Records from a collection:

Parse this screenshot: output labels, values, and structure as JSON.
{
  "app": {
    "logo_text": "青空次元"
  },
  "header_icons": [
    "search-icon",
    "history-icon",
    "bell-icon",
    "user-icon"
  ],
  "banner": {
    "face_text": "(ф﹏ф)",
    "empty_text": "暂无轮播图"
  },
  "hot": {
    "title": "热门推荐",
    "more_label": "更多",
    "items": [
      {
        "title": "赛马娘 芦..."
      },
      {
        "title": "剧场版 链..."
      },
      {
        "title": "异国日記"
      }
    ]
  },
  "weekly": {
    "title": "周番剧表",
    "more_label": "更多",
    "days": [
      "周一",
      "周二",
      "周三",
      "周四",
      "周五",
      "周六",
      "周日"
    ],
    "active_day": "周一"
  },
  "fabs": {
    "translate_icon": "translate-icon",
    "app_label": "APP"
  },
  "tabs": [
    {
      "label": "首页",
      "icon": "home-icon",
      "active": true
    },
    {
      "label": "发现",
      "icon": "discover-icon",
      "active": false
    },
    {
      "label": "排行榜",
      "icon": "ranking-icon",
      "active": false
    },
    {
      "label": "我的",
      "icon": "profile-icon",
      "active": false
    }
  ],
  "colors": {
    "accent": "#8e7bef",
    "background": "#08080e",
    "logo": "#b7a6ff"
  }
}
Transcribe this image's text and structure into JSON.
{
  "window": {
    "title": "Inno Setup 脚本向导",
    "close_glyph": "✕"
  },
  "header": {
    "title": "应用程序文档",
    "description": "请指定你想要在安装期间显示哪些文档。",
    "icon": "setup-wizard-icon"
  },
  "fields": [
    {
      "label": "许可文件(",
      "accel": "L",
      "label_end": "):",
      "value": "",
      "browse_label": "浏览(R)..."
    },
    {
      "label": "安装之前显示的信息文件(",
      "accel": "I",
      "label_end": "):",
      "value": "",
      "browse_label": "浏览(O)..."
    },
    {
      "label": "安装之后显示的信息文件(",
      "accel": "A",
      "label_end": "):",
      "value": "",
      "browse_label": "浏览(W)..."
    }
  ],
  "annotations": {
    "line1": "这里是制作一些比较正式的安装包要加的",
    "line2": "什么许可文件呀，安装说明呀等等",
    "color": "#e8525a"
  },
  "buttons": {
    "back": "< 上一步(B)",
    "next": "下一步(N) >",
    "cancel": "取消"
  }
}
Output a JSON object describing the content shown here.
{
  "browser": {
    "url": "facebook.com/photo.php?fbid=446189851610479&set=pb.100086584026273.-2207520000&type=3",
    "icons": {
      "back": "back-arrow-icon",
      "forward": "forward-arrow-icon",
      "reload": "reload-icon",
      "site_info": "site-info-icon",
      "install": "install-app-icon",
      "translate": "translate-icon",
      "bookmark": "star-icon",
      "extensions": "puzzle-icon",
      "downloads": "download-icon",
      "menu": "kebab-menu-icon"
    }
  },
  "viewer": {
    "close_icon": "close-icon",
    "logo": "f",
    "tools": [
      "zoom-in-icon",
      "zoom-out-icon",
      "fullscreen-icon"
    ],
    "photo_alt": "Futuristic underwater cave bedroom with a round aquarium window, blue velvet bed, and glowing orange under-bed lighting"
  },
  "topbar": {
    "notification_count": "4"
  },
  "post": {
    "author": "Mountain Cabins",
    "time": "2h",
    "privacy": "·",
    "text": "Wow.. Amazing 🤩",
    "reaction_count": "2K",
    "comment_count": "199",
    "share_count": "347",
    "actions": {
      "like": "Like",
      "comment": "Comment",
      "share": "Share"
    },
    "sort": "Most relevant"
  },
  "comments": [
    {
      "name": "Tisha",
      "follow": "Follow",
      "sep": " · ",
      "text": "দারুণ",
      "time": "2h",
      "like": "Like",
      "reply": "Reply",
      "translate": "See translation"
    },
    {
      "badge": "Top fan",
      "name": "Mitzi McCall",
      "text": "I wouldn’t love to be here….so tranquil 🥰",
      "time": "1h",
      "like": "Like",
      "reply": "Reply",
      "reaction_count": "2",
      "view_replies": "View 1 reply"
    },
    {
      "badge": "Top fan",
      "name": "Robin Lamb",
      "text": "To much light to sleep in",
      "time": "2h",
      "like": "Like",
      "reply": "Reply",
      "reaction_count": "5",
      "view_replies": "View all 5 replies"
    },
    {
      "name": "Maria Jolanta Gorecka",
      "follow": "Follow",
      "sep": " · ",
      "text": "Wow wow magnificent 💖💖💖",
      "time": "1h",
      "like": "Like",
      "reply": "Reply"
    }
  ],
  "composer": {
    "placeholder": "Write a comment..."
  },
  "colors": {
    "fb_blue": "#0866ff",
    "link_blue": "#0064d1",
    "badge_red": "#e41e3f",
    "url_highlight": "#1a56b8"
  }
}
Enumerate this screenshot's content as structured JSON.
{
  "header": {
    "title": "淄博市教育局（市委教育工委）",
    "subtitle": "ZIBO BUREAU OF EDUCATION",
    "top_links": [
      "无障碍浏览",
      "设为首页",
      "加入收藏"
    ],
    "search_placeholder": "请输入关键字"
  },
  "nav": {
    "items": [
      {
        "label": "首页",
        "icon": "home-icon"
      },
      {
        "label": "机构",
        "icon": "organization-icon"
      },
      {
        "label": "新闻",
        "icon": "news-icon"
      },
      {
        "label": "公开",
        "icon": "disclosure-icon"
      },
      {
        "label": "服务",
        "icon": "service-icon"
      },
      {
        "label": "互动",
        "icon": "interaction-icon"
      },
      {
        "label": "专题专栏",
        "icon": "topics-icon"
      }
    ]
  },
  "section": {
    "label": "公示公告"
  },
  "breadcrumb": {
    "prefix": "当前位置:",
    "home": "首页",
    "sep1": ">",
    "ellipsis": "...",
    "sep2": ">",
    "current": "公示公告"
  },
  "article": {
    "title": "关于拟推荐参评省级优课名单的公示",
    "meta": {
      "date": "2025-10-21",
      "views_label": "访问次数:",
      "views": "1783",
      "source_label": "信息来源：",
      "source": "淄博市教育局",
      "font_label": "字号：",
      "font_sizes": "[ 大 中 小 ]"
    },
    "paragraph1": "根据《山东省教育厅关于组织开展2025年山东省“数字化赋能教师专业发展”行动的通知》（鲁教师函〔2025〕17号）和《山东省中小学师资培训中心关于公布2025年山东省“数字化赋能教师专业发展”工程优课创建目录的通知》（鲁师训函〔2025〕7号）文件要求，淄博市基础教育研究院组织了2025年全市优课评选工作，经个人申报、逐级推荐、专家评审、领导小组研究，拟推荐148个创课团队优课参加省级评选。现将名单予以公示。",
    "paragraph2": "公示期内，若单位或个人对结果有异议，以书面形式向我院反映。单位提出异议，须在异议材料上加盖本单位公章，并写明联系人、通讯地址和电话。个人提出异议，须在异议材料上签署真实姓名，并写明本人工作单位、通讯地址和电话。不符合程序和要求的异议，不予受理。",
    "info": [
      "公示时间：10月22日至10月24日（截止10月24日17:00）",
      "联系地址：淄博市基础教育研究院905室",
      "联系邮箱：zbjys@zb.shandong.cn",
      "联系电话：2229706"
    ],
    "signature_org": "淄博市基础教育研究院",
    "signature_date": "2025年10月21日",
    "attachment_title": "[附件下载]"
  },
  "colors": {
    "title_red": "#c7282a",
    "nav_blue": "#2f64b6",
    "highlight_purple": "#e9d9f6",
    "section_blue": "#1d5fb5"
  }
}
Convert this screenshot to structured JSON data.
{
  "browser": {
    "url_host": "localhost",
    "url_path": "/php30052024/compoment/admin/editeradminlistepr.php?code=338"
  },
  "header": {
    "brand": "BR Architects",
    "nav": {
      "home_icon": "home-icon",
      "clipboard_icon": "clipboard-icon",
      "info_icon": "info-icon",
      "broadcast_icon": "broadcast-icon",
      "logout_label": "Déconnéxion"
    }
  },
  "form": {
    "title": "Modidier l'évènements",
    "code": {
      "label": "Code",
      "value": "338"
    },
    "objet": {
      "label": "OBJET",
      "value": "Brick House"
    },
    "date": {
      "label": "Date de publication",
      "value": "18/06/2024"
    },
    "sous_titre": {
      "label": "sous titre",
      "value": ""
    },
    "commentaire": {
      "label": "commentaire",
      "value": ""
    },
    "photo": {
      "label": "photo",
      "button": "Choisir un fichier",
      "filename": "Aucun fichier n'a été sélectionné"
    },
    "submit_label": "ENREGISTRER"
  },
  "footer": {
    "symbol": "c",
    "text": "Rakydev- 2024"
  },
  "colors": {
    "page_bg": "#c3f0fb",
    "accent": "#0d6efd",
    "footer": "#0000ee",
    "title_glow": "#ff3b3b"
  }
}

→ **REQUEST**: Repeat, without changes, every line from the one that contains "Convert this screenshot" through the final line of the data.

→ **TASK OUTPUT**:
Convert this screenshot to structured JSON data.
{
  "browser": {
    "url_host": "localhost",
    "url_path": "/php30052024/compoment/admin/editeradminlistepr.php?code=338"
  },
  "header": {
    "brand": "BR Architects",
    "nav": {
      "home_icon": "home-icon",
      "clipboard_icon": "clipboard-icon",
      "info_icon": "info-icon",
      "broadcast_icon": "broadcast-icon",
      "logout_label": "Déconnéxion"
    }
  },
  "form": {
    "title": "Modidier l'évènements",
    "code": {
      "label": "Code",
      "value": "338"
    },
    "objet": {
      "label": "OBJET",
      "value": "Brick House"
    },
    "date": {
      "label": "Date de publication",
      "value": "18/06/2024"
    },
    "sous_titre": {
      "label": "sous titre",
      "value": ""
    },
    "commentaire": {
      "label": "commentaire",
      "value": ""
    },
    "photo": {
      "label": "photo",
      "button": "Choisir un fichier",
      "filename": "Aucun fichier n'a été sélectionné"
    },
    "submit_label": "ENREGISTRER"
  },
  "footer": {
    "symbol": "c",
    "text": "Rakydev- 2024"
  },
  "colors": {
    "page_bg": "#c3f0fb",
    "accent": "#0d6efd",
    "footer": "#0000ee",
    "title_glow": "#ff3b3b"
  }
}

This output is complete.